■ Activity
What you return must be the full listing, word for word, with no images in it.

■ Provided information
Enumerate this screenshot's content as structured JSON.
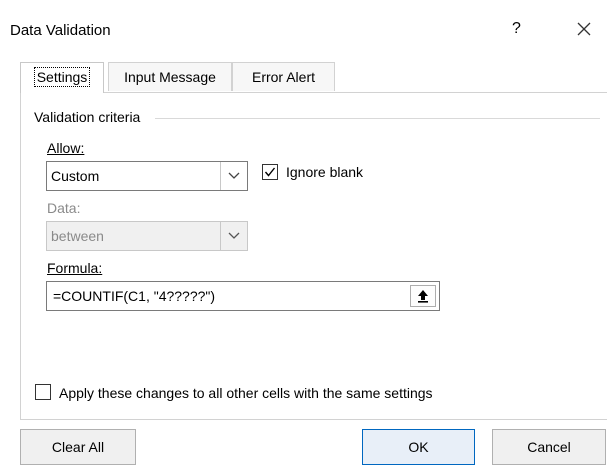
{
  "window": {
    "title": "Data Validation",
    "help_label": "?",
    "close_icon": "close-icon"
  },
  "tabs": [
    {
      "label": "Settings",
      "active": true
    },
    {
      "label": "Input Message",
      "active": false
    },
    {
      "label": "Error Alert",
      "active": false
    }
  ],
  "criteria": {
    "group_label": "Validation criteria",
    "allow_label": "Allow:",
    "allow_value": "Custom",
    "ignore_blank_label": "Ignore blank",
    "ignore_blank_checked": true,
    "data_label": "Data:",
    "data_value": "between",
    "formula_label": "Formula:",
    "formula_value": "=COUNTIF(C1, \"4?????\")"
  },
  "apply_all": {
    "label": "Apply these changes to all other cells with the same settings",
    "checked": false
  },
  "buttons": {
    "clear_all": "Clear All",
    "ok": "OK",
    "cancel": "Cancel"
  },
  "colors": {
    "ok_border": "#0067c0",
    "panel_border": "#d2d2d2"
  }
}
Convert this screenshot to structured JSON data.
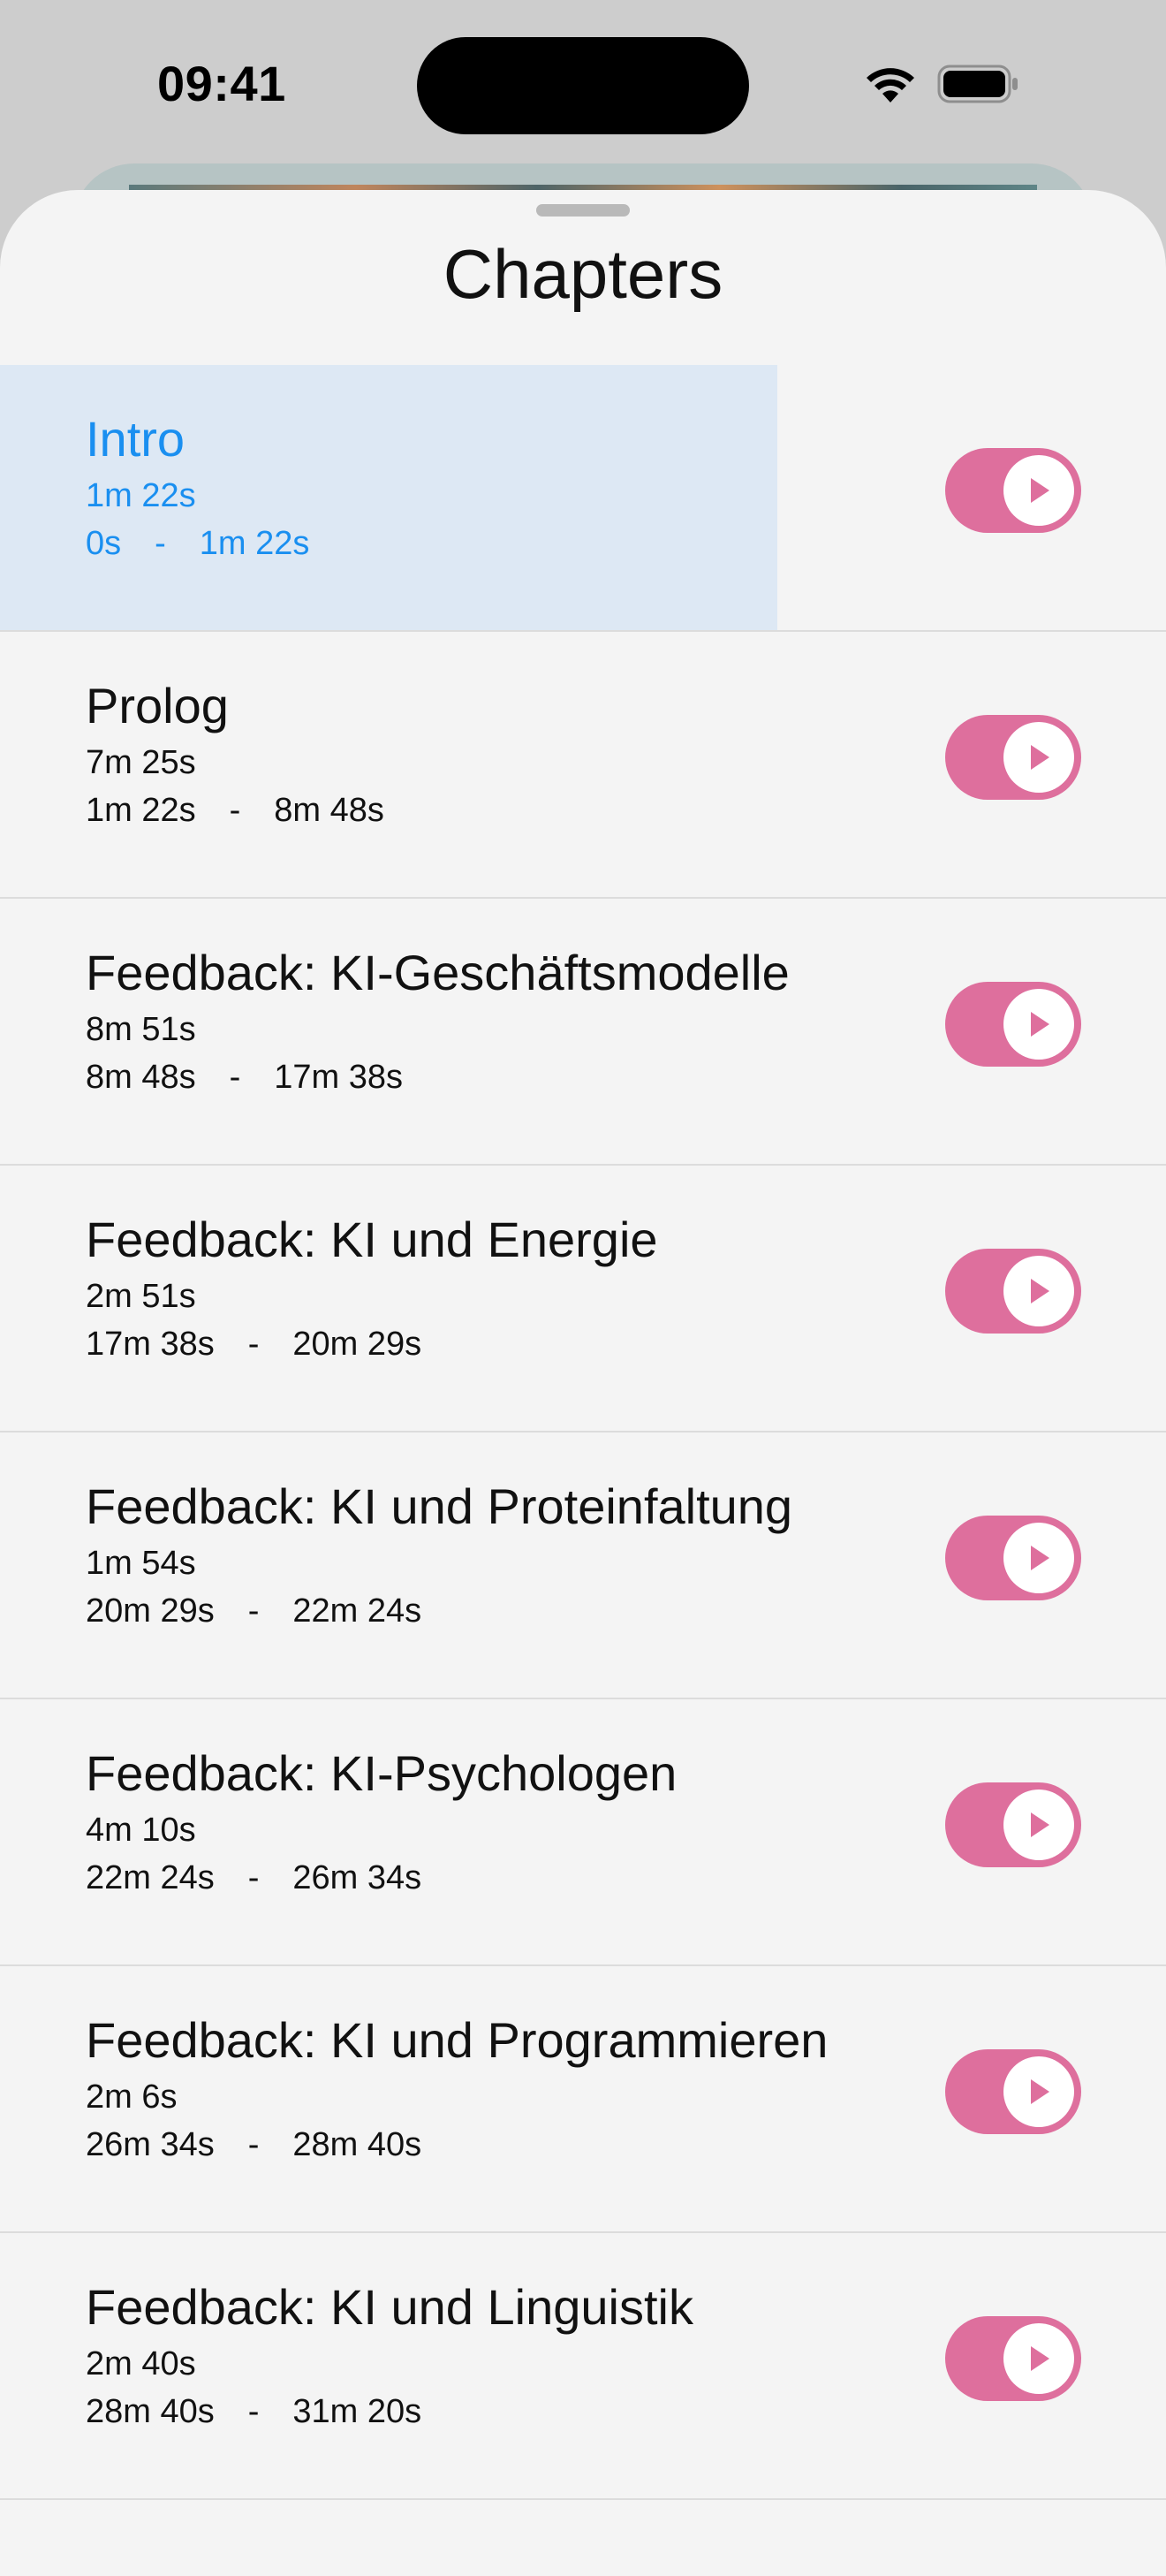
{
  "status_bar": {
    "time": "09:41",
    "icons": [
      "wifi-icon",
      "battery-icon"
    ]
  },
  "sheet": {
    "title": "Chapters"
  },
  "colors": {
    "accent": "#1a8ff0",
    "play_toggle": "#de6f9d",
    "active_row_bg": "#dde8f4"
  },
  "chapters": [
    {
      "title": "Intro",
      "duration": "1m 22s",
      "start": "0s",
      "separator": "-",
      "end": "1m 22s",
      "active": true
    },
    {
      "title": "Prolog",
      "duration": "7m 25s",
      "start": "1m 22s",
      "separator": "-",
      "end": "8m 48s",
      "active": false
    },
    {
      "title": "Feedback: KI-Geschäftsmodelle",
      "duration": "8m 51s",
      "start": "8m 48s",
      "separator": "-",
      "end": "17m 38s",
      "active": false
    },
    {
      "title": "Feedback: KI und Energie",
      "duration": "2m 51s",
      "start": "17m 38s",
      "separator": "-",
      "end": "20m 29s",
      "active": false
    },
    {
      "title": "Feedback: KI und Proteinfaltung",
      "duration": "1m 54s",
      "start": "20m 29s",
      "separator": "-",
      "end": "22m 24s",
      "active": false
    },
    {
      "title": "Feedback: KI-Psychologen",
      "duration": "4m 10s",
      "start": "22m 24s",
      "separator": "-",
      "end": "26m 34s",
      "active": false
    },
    {
      "title": "Feedback: KI und Programmieren",
      "duration": "2m 6s",
      "start": "26m 34s",
      "separator": "-",
      "end": "28m 40s",
      "active": false
    },
    {
      "title": "Feedback: KI und Linguistik",
      "duration": "2m 40s",
      "start": "28m 40s",
      "separator": "-",
      "end": "31m 20s",
      "active": false
    }
  ]
}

■ Finished exercise
Enumerate this screenshot's content as structured JSON.
{
  "window": {
    "title": "Data Validation",
    "help_label": "?",
    "close_icon": "close-icon"
  },
  "tabs": [
    {
      "label": "Settings",
      "active": true
    },
    {
      "label": "Input Message",
      "active": false
    },
    {
      "label": "Error Alert",
      "active": false
    }
  ],
  "criteria": {
    "group_label": "Validation criteria",
    "allow_label": "Allow:",
    "allow_value": "Custom",
    "ignore_blank_label": "Ignore blank",
    "ignore_blank_checked": true,
    "data_label": "Data:",
    "data_value": "between",
    "formula_label": "Formula:",
    "formula_value": "=COUNTIF(C1, \"4?????\")"
  },
  "apply_all": {
    "label": "Apply these changes to all other cells with the same settings",
    "checked": false
  },
  "buttons": {
    "clear_all": "Clear All",
    "ok": "OK",
    "cancel": "Cancel"
  },
  "colors": {
    "ok_border": "#0067c0",
    "panel_border": "#d2d2d2"
  }
}
Convert this screenshot to structured JSON data.
{
  "status_bar": {
    "time": "09:41",
    "icons": [
      "wifi-icon",
      "battery-icon"
    ]
  },
  "sheet": {
    "title": "Chapters"
  },
  "colors": {
    "accent": "#1a8ff0",
    "play_toggle": "#de6f9d",
    "active_row_bg": "#dde8f4"
  },
  "chapters": [
    {
      "title": "Intro",
      "duration": "1m 22s",
      "start": "0s",
      "separator": "-",
      "end": "1m 22s",
      "active": true
    },
    {
      "title": "Prolog",
      "duration": "7m 25s",
      "start": "1m 22s",
      "separator": "-",
      "end": "8m 48s",
      "active": false
    },
    {
      "title": "Feedback: KI-Geschäftsmodelle",
      "duration": "8m 51s",
      "start": "8m 48s",
      "separator": "-",
      "end": "17m 38s",
      "active": false
    },
    {
      "title": "Feedback: KI und Energie",
      "duration": "2m 51s",
      "start": "17m 38s",
      "separator": "-",
      "end": "20m 29s",
      "active": false
    },
    {
      "title": "Feedback: KI und Proteinfaltung",
      "duration": "1m 54s",
      "start": "20m 29s",
      "separator": "-",
      "end": "22m 24s",
      "active": false
    },
    {
      "title": "Feedback: KI-Psychologen",
      "duration": "4m 10s",
      "start": "22m 24s",
      "separator": "-",
      "end": "26m 34s",
      "active": false
    },
    {
      "title": "Feedback: KI und Programmieren",
      "duration": "2m 6s",
      "start": "26m 34s",
      "separator": "-",
      "end": "28m 40s",
      "active": false
    },
    {
      "title": "Feedback: KI und Linguistik",
      "duration": "2m 40s",
      "start": "28m 40s",
      "separator": "-",
      "end": "31m 20s",
      "active": false
    }
  ]
}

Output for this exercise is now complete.